■ Data shown:
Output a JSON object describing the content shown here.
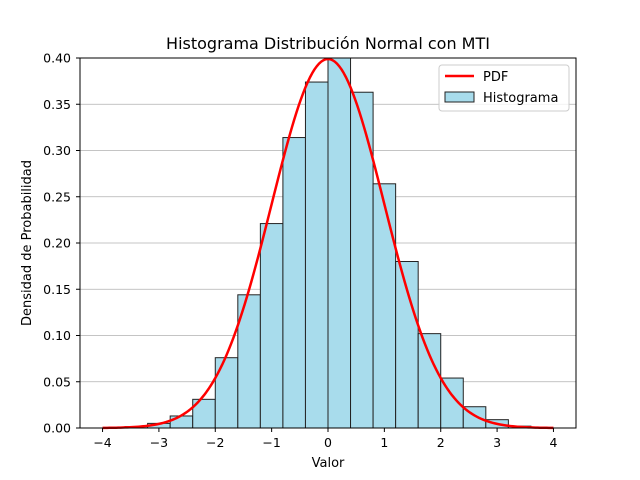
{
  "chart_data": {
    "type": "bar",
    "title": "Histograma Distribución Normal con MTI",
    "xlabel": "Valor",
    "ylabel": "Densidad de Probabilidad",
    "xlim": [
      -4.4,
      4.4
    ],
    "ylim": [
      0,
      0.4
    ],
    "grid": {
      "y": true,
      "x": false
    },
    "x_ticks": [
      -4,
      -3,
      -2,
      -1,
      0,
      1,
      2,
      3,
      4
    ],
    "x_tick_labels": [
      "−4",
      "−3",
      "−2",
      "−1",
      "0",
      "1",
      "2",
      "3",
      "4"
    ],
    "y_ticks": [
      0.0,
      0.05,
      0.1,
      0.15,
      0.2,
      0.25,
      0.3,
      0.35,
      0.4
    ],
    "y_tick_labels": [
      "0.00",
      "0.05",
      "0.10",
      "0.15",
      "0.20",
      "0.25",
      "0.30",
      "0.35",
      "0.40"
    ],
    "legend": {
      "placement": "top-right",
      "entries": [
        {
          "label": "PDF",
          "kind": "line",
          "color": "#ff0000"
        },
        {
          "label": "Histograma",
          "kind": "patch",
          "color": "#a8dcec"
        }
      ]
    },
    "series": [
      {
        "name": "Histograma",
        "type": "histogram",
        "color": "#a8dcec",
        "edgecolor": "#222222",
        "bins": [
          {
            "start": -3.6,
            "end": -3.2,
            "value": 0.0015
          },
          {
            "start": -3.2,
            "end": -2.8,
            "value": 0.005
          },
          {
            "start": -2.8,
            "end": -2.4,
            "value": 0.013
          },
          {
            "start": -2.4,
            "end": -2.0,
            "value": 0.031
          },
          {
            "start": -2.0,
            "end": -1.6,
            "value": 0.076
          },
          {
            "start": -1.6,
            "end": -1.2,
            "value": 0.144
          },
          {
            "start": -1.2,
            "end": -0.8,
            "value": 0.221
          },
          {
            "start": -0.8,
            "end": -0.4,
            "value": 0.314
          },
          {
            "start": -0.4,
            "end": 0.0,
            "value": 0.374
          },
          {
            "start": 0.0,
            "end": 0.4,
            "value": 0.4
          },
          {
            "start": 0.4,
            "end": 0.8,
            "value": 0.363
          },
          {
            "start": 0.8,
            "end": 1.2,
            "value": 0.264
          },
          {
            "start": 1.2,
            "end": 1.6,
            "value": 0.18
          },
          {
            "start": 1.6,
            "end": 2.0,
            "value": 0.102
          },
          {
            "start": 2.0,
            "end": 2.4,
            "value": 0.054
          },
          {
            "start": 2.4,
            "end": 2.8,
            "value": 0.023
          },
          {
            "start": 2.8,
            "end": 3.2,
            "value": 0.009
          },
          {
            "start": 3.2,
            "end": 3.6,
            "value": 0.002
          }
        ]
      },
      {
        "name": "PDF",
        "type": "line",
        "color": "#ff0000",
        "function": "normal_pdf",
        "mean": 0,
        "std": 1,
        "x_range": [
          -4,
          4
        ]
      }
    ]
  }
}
* * *
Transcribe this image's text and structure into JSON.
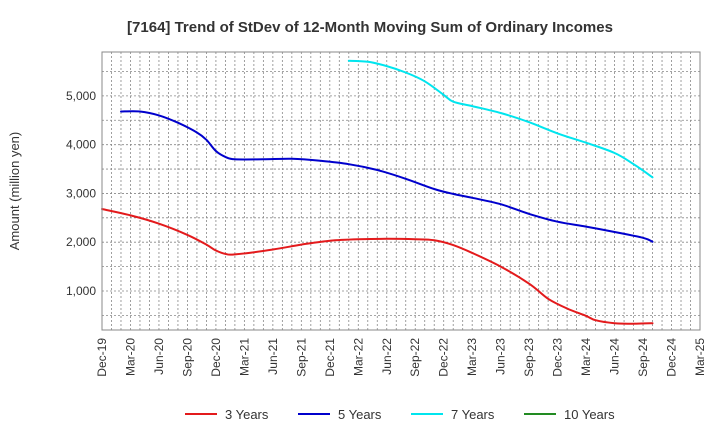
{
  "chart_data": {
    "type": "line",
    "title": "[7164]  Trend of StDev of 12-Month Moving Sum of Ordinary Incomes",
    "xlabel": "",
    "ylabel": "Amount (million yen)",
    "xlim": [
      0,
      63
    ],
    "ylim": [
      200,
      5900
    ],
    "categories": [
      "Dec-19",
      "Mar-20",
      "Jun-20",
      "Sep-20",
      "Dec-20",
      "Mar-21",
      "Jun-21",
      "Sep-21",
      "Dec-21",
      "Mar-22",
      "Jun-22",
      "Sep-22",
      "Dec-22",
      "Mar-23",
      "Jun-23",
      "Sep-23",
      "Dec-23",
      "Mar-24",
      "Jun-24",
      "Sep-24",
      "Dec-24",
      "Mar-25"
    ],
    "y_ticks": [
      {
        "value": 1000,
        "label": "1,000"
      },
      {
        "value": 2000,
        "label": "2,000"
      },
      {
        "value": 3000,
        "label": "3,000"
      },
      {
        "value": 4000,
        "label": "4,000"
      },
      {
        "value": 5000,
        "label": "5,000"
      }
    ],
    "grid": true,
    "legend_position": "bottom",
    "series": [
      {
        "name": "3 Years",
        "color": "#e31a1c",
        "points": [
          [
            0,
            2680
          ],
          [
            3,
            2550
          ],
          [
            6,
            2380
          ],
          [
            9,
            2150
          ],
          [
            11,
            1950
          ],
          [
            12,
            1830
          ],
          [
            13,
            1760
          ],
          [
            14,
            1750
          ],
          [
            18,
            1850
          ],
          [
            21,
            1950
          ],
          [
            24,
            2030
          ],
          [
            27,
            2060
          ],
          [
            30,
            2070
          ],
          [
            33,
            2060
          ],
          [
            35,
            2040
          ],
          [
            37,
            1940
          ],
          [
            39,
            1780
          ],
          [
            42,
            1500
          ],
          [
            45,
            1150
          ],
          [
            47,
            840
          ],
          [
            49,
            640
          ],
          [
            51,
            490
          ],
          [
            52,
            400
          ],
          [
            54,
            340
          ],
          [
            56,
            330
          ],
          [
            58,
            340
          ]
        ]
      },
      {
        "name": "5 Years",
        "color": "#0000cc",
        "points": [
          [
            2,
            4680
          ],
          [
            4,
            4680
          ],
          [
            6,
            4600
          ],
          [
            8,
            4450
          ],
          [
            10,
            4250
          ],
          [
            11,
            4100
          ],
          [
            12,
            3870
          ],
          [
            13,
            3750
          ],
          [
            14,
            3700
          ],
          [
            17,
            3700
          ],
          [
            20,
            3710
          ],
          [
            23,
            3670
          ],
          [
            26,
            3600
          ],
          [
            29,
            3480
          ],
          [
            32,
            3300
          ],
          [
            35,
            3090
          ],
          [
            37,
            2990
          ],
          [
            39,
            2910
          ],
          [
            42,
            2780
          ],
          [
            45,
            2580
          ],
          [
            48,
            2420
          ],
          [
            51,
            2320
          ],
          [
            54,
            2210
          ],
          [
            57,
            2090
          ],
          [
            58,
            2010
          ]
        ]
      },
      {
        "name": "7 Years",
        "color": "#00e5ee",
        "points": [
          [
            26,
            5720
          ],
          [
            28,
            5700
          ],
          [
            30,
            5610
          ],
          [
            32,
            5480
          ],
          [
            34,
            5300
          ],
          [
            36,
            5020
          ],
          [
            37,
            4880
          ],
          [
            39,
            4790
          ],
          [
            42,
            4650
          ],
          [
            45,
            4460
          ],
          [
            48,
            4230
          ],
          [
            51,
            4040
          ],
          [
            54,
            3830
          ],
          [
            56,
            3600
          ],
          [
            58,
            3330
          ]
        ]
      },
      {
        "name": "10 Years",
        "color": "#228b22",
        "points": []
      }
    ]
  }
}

■ Exercise: Copy out every line in the entries above that holds "ylabel".

■ Exercise answer:
    "ylabel": "Densidad de Probabilidad",
    "ylabel": "Amount (million yen)",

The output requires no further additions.